Set exercise: Reply with one number: the count of lines in the data that hold the string "handler".

Records from a data source:
+++++
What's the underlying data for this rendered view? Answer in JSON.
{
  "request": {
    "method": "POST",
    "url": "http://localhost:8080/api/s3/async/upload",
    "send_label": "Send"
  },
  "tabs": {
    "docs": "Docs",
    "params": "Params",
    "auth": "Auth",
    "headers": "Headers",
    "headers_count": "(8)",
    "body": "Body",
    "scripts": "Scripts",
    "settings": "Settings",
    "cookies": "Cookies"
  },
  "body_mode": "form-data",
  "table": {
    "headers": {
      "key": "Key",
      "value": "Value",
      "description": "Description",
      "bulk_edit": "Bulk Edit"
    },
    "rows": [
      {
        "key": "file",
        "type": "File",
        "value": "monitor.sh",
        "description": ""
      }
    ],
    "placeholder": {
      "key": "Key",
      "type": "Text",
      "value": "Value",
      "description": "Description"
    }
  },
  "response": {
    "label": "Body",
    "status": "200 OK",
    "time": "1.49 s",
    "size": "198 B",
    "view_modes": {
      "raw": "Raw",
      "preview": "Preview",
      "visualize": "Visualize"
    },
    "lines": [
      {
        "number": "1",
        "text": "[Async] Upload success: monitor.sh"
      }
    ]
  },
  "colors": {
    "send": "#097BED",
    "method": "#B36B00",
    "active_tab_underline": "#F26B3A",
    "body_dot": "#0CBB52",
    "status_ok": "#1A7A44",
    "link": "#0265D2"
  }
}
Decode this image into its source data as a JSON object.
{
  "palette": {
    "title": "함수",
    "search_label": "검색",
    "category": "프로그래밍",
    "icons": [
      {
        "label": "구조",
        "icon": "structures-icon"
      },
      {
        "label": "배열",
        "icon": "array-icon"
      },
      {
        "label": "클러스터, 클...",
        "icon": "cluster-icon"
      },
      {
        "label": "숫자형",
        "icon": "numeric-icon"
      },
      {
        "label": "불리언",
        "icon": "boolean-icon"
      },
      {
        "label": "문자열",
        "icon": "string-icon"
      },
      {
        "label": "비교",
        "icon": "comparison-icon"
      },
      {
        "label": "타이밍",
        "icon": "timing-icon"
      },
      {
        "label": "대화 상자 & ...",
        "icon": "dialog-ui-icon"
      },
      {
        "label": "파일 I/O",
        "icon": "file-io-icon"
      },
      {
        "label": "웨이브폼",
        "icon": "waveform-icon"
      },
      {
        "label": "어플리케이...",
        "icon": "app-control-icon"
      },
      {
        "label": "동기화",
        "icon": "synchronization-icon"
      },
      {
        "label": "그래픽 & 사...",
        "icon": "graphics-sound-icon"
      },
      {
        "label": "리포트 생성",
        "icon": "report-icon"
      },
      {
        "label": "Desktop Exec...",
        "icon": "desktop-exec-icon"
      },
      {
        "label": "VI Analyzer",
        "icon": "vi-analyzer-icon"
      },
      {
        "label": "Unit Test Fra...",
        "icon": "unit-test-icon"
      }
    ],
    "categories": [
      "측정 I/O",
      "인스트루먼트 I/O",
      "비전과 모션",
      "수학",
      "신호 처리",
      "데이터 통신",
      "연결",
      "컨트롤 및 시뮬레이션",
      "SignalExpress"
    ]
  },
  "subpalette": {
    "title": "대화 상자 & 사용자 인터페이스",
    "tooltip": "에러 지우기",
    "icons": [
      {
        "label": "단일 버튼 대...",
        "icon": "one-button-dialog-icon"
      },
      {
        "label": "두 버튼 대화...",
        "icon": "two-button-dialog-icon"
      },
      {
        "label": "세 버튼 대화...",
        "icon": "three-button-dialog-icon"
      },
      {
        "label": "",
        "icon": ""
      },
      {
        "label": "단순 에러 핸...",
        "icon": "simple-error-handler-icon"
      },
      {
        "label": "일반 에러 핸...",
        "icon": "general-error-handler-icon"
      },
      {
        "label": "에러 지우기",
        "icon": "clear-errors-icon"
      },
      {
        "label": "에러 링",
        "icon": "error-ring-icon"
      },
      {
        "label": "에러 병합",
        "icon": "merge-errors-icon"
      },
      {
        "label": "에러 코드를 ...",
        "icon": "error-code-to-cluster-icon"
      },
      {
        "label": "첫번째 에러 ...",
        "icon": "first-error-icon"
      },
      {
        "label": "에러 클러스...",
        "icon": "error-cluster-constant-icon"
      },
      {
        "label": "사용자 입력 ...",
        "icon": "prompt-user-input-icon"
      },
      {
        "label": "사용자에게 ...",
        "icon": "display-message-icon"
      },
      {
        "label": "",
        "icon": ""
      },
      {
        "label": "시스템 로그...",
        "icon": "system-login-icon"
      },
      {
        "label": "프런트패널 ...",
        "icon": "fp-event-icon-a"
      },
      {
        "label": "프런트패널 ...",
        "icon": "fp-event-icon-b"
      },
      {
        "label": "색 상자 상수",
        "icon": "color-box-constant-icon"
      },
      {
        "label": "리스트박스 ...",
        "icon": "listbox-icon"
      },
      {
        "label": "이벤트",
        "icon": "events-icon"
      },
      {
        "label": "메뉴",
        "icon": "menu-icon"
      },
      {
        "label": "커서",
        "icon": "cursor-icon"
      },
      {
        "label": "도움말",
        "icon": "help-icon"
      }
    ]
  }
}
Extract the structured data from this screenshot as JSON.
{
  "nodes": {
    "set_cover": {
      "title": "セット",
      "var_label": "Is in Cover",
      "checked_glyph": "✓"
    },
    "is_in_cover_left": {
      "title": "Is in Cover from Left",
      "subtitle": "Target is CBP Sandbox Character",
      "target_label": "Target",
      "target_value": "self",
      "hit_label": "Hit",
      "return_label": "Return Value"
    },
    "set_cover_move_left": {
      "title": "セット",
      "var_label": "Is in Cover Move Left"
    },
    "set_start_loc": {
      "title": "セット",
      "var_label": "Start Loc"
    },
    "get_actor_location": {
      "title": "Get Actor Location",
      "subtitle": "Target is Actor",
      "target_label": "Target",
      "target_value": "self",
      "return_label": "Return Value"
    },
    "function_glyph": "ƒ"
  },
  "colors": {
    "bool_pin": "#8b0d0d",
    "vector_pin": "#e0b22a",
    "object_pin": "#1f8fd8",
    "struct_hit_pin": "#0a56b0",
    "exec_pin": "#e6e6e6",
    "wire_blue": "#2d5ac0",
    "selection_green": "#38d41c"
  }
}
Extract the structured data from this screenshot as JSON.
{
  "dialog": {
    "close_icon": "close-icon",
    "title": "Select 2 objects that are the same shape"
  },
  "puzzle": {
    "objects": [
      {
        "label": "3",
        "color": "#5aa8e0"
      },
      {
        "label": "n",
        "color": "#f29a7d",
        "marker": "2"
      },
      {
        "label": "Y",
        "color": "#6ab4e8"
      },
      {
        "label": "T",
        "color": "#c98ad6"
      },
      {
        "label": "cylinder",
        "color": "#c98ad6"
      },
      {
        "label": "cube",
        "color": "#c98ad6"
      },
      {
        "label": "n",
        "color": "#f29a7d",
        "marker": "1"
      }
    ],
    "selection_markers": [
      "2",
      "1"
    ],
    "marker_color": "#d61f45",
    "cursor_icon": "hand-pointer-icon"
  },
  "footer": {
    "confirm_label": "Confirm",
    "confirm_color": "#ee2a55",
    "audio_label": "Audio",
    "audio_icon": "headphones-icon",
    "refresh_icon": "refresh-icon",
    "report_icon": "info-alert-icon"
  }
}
+++++
Complete output: 2